[Texte à lire]
»»

L’institution d’une École virtuelle de l’économie sociale
a été plaidée par Alberto García Müller, professeur à l’université vénézuélienne des Andes.
Le rôle fondamental de l’éducation et de la formation pour
le développement du mouvement coopératif a été le pivot du rapport de Kadir Arici, directeur général de l’Union des coopératives turques de
crédit agricole.
Pour Mauricio Serva, professeur à l’université brésilienne du Paraná, l’éducation
de base et la formation professionnelle permanente sont également les conditions indispensables pour un redressement
de l'économie sociale.
La réalisation d’un espace européen de l’éducation et de la formation permanente est d’après
Alice Copette, chef d’unité de la direction
générale de l’éducation, de la culture et de la formation professionnelle
de la Commission européenne, un objectif
concret des pays de l’Union.
L’Autriche est un des pays européens dans lesquels, l’intervention publique après la deuxième guerre mondiale a été la
plus déterminante pour ce qui a été de tracer les lignes du développement
économique Il est donc logique que l’étude des thèmes liés à économie publique
ait dans les universités autrichiennes une
place des plus importantes, ce qui s’est dégagé du rapport de Gabriel Obermann, professeur à l’université d’économie de Vienne et directeur
de l’Institut «Finances et secteur public ».

««

[Tâches à réaliser]
- 1) Selon le texte à lire, qui a plaidé pour l’institution d’une École virtuelle de l’économie sociale ?
- 2) Recopiez le passage du texte à lire qui commence par « Le rôle fondamental » et se termine par « crédit agricole. ».
Les items qui suivent forment un matériau distinct du texte à lire.

[Lignes de données]
»»

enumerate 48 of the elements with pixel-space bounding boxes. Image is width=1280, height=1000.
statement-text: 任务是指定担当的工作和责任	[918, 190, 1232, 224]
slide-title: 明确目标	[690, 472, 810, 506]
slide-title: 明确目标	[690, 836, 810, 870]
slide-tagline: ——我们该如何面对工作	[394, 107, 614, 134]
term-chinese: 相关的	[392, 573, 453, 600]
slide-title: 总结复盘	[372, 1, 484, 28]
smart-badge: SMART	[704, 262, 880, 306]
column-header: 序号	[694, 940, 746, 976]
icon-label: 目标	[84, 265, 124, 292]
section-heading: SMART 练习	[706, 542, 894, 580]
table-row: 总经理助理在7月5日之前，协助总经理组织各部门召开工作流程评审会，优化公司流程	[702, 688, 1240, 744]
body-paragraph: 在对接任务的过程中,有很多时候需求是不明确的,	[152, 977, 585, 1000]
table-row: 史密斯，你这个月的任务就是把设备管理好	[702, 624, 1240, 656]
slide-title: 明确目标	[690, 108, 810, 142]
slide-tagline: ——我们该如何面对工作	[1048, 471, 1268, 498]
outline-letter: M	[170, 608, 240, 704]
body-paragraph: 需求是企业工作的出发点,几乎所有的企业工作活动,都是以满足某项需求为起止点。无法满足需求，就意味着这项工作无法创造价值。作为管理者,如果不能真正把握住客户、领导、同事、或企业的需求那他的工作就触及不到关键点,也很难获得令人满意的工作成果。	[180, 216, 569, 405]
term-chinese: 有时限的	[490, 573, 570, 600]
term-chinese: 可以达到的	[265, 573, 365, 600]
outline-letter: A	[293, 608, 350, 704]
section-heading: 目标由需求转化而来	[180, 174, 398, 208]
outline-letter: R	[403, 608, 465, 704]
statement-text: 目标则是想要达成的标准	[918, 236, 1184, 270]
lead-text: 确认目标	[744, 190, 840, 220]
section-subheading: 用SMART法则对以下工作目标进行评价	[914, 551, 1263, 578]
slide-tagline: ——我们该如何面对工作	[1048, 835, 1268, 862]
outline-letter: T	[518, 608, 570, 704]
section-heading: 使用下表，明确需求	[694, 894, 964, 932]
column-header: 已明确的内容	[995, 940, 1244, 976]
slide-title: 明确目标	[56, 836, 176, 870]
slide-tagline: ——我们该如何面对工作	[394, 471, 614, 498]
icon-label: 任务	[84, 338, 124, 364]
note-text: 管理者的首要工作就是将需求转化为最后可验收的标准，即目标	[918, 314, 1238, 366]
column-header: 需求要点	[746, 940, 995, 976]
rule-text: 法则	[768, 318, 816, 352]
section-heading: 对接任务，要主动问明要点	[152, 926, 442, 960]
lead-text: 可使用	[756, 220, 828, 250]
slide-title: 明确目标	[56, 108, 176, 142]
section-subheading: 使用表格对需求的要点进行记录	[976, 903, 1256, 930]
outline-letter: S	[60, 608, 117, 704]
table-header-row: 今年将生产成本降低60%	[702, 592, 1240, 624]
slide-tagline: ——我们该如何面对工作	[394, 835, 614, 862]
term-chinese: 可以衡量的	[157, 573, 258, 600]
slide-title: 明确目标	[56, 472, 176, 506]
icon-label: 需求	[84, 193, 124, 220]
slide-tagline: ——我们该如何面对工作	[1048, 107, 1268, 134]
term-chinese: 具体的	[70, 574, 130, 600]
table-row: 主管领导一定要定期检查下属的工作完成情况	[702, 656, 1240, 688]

««

[Réponses rédigées]
- 1) Alberto García Müller, professeur à l’université vénézuélienne des Andes.

- 2)
Le rôle fondamental de l’éducation et de la formation pour
le développement du mouvement coopératif a été le pivot du rapport de Kadir Arici, directeur général de l’Union des coopératives turques de
crédit agricole.